# [PROBLEM DETAILS]
Produce the full set of records below once more, exactly as they stand.

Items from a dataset
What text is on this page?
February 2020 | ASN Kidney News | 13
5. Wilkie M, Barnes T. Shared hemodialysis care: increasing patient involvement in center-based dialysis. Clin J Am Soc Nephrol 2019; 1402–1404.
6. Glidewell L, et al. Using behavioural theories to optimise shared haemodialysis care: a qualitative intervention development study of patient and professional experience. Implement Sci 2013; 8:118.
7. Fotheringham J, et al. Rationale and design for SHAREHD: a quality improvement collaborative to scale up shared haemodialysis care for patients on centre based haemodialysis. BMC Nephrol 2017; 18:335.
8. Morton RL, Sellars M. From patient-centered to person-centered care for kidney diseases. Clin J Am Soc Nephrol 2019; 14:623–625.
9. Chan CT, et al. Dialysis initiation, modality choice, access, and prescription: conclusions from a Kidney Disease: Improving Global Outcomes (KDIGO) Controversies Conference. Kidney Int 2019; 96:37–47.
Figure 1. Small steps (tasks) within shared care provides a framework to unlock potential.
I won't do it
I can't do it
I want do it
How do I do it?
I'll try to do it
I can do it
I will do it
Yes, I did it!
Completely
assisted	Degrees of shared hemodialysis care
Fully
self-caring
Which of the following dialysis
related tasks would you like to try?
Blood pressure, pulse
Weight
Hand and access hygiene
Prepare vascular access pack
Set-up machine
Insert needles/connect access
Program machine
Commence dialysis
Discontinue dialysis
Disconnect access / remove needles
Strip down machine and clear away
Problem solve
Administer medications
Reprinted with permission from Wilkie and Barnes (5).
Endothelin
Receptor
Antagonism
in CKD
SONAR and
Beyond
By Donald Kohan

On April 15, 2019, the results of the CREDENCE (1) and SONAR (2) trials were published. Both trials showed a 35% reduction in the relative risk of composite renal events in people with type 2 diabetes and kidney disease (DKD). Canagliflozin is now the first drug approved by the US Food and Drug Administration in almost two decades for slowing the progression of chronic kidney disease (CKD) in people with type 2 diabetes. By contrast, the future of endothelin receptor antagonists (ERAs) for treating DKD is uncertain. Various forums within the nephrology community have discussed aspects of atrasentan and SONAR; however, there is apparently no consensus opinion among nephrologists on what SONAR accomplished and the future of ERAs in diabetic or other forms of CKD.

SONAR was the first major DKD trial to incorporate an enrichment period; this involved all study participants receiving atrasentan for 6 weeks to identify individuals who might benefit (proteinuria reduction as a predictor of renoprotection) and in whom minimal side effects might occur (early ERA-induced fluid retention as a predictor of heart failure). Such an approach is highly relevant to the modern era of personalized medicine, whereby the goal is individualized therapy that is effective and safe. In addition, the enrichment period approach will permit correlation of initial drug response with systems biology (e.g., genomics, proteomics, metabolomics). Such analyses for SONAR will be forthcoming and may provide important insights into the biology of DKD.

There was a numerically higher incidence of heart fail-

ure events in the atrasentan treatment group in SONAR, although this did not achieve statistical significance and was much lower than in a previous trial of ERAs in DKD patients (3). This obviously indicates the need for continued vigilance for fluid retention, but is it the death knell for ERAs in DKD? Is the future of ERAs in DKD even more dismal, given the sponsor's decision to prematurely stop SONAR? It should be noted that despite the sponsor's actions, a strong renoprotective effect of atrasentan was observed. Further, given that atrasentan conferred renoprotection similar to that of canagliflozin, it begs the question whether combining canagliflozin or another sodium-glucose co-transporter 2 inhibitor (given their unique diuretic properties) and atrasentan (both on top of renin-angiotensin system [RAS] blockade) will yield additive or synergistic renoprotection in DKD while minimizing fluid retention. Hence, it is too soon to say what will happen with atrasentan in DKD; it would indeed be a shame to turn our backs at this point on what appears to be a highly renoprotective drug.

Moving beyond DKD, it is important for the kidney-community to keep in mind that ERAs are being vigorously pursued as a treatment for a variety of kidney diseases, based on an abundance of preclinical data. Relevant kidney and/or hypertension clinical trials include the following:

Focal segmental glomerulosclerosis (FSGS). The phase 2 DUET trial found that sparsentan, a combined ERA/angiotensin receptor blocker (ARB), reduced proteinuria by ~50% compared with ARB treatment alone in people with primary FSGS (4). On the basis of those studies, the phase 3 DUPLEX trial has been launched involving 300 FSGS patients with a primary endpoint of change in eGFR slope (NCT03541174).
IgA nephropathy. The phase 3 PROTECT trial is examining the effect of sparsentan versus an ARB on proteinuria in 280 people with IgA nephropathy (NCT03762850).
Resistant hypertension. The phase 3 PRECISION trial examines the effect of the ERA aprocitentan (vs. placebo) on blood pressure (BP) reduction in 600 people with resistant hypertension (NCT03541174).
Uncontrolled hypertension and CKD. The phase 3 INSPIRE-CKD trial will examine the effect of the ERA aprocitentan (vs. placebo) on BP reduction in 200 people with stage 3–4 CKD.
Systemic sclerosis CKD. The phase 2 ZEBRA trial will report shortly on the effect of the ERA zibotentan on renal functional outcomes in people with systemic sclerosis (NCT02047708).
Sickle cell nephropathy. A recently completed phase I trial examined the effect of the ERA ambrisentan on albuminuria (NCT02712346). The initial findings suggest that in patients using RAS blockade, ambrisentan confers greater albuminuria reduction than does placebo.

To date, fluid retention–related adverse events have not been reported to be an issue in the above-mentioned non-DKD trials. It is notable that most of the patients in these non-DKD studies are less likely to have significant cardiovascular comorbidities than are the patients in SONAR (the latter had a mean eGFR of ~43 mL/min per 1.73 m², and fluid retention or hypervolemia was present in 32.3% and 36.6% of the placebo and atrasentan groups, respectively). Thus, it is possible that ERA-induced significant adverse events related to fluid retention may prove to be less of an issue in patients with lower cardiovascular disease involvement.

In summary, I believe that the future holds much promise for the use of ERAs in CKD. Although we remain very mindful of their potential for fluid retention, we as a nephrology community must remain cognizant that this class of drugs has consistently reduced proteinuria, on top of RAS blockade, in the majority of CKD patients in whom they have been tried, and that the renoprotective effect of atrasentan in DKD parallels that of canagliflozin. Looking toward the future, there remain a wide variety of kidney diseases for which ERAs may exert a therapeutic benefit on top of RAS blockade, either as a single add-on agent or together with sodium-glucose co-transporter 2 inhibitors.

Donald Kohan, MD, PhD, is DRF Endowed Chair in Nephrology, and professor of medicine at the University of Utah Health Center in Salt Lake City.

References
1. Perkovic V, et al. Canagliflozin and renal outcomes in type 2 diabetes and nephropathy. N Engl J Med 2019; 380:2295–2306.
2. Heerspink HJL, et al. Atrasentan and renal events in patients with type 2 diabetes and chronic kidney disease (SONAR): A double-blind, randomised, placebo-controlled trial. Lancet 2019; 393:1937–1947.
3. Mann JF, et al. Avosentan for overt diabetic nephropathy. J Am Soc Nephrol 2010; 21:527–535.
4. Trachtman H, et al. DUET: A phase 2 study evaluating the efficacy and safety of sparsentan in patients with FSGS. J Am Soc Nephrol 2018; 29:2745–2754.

# [EXERCISE OUTPUT]
What text is on this page?
February 2020 | ASN Kidney News | 13
5. Wilkie M, Barnes T. Shared hemodialysis care: increasing patient involvement in center-based dialysis. Clin J Am Soc Nephrol 2019; 1402–1404.
6. Glidewell L, et al. Using behavioural theories to optimise shared haemodialysis care: a qualitative intervention development study of patient and professional experience. Implement Sci 2013; 8:118.
7. Fotheringham J, et al. Rationale and design for SHAREHD: a quality improvement collaborative to scale up shared haemodialysis care for patients on centre based haemodialysis. BMC Nephrol 2017; 18:335.
8. Morton RL, Sellars M. From patient-centered to person-centered care for kidney diseases. Clin J Am Soc Nephrol 2019; 14:623–625.
9. Chan CT, et al. Dialysis initiation, modality choice, access, and prescription: conclusions from a Kidney Disease: Improving Global Outcomes (KDIGO) Controversies Conference. Kidney Int 2019; 96:37–47.
Figure 1. Small steps (tasks) within shared care provides a framework to unlock potential.
I won't do it
I can't do it
I want do it
How do I do it?
I'll try to do it
I can do it
I will do it
Yes, I did it!
Completely
assisted	Degrees of shared hemodialysis care
Fully
self-caring
Which of the following dialysis
related tasks would you like to try?
Blood pressure, pulse
Weight
Hand and access hygiene
Prepare vascular access pack
Set-up machine
Insert needles/connect access
Program machine
Commence dialysis
Discontinue dialysis
Disconnect access / remove needles
Strip down machine and clear away
Problem solve
Administer medications
Reprinted with permission from Wilkie and Barnes (5).
Endothelin
Receptor
Antagonism
in CKD
SONAR and
Beyond
By Donald Kohan

On April 15, 2019, the results of the CREDENCE (1) and SONAR (2) trials were published. Both trials showed a 35% reduction in the relative risk of composite renal events in people with type 2 diabetes and kidney disease (DKD). Canagliflozin is now the first drug approved by the US Food and Drug Administration in almost two decades for slowing the progression of chronic kidney disease (CKD) in people with type 2 diabetes. By contrast, the future of endothelin receptor antagonists (ERAs) for treating DKD is uncertain. Various forums within the nephrology community have discussed aspects of atrasentan and SONAR; however, there is apparently no consensus opinion among nephrologists on what SONAR accomplished and the future of ERAs in diabetic or other forms of CKD.

SONAR was the first major DKD trial to incorporate an enrichment period; this involved all study participants receiving atrasentan for 6 weeks to identify individuals who might benefit (proteinuria reduction as a predictor of renoprotection) and in whom minimal side effects might occur (early ERA-induced fluid retention as a predictor of heart failure). Such an approach is highly relevant to the modern era of personalized medicine, whereby the goal is individualized therapy that is effective and safe. In addition, the enrichment period approach will permit correlation of initial drug response with systems biology (e.g., genomics, proteomics, metabolomics). Such analyses for SONAR will be forthcoming and may provide important insights into the biology of DKD.

There was a numerically higher incidence of heart fail-

ure events in the atrasentan treatment group in SONAR, although this did not achieve statistical significance and was much lower than in a previous trial of ERAs in DKD patients (3). This obviously indicates the need for continued vigilance for fluid retention, but is it the death knell for ERAs in DKD? Is the future of ERAs in DKD even more dismal, given the sponsor's decision to prematurely stop SONAR? It should be noted that despite the sponsor's actions, a strong renoprotective effect of atrasentan was observed. Further, given that atrasentan conferred renoprotection similar to that of canagliflozin, it begs the question whether combining canagliflozin or another sodium-glucose co-transporter 2 inhibitor (given their unique diuretic properties) and atrasentan (both on top of renin-angiotensin system [RAS] blockade) will yield additive or synergistic renoprotection in DKD while minimizing fluid retention. Hence, it is too soon to say what will happen with atrasentan in DKD; it would indeed be a shame to turn our backs at this point on what appears to be a highly renoprotective drug.

Moving beyond DKD, it is important for the kidney-community to keep in mind that ERAs are being vigorously pursued as a treatment for a variety of kidney diseases, based on an abundance of preclinical data. Relevant kidney and/or hypertension clinical trials include the following:

Focal segmental glomerulosclerosis (FSGS). The phase 2 DUET trial found that sparsentan, a combined ERA/angiotensin receptor blocker (ARB), reduced proteinuria by ~50% compared with ARB treatment alone in people with primary FSGS (4). On the basis of those studies, the phase 3 DUPLEX trial has been launched involving 300 FSGS patients with a primary endpoint of change in eGFR slope (NCT03541174).
IgA nephropathy. The phase 3 PROTECT trial is examining the effect of sparsentan versus an ARB on proteinuria in 280 people with IgA nephropathy (NCT03762850).
Resistant hypertension. The phase 3 PRECISION trial examines the effect of the ERA aprocitentan (vs. placebo) on blood pressure (BP) reduction in 600 people with resistant hypertension (NCT03541174).
Uncontrolled hypertension and CKD. The phase 3 INSPIRE-CKD trial will examine the effect of the ERA aprocitentan (vs. placebo) on BP reduction in 200 people with stage 3–4 CKD.
Systemic sclerosis CKD. The phase 2 ZEBRA trial will report shortly on the effect of the ERA zibotentan on renal functional outcomes in people with systemic sclerosis (NCT02047708).
Sickle cell nephropathy. A recently completed phase I trial examined the effect of the ERA ambrisentan on albuminuria (NCT02712346). The initial findings suggest that in patients using RAS blockade, ambrisentan confers greater albuminuria reduction than does placebo.

To date, fluid retention–related adverse events have not been reported to be an issue in the above-mentioned non-DKD trials. It is notable that most of the patients in these non-DKD studies are less likely to have significant cardiovascular comorbidities than are the patients in SONAR (the latter had a mean eGFR of ~43 mL/min per 1.73 m², and fluid retention or hypervolemia was present in 32.3% and 36.6% of the placebo and atrasentan groups, respectively). Thus, it is possible that ERA-induced significant adverse events related to fluid retention may prove to be less of an issue in patients with lower cardiovascular disease involvement.

In summary, I believe that the future holds much promise for the use of ERAs in CKD. Although we remain very mindful of their potential for fluid retention, we as a nephrology community must remain cognizant that this class of drugs has consistently reduced proteinuria, on top of RAS blockade, in the majority of CKD patients in whom they have been tried, and that the renoprotective effect of atrasentan in DKD parallels that of canagliflozin. Looking toward the future, there remain a wide variety of kidney diseases for which ERAs may exert a therapeutic benefit on top of RAS blockade, either as a single add-on agent or together with sodium-glucose co-transporter 2 inhibitors.

Donald Kohan, MD, PhD, is DRF Endowed Chair in Nephrology, and professor of medicine at the University of Utah Health Center in Salt Lake City.

References
1. Perkovic V, et al. Canagliflozin and renal outcomes in type 2 diabetes and nephropathy. N Engl J Med 2019; 380:2295–2306.
2. Heerspink HJL, et al. Atrasentan and renal events in patients with type 2 diabetes and chronic kidney disease (SONAR): A double-blind, randomised, placebo-controlled trial. Lancet 2019; 393:1937–1947.
3. Mann JF, et al. Avosentan for overt diabetic nephropathy. J Am Soc Nephrol 2010; 21:527–535.
4. Trachtman H, et al. DUET: A phase 2 study evaluating the efficacy and safety of sparsentan in patients with FSGS. J Am Soc Nephrol 2018; 29:2745–2754.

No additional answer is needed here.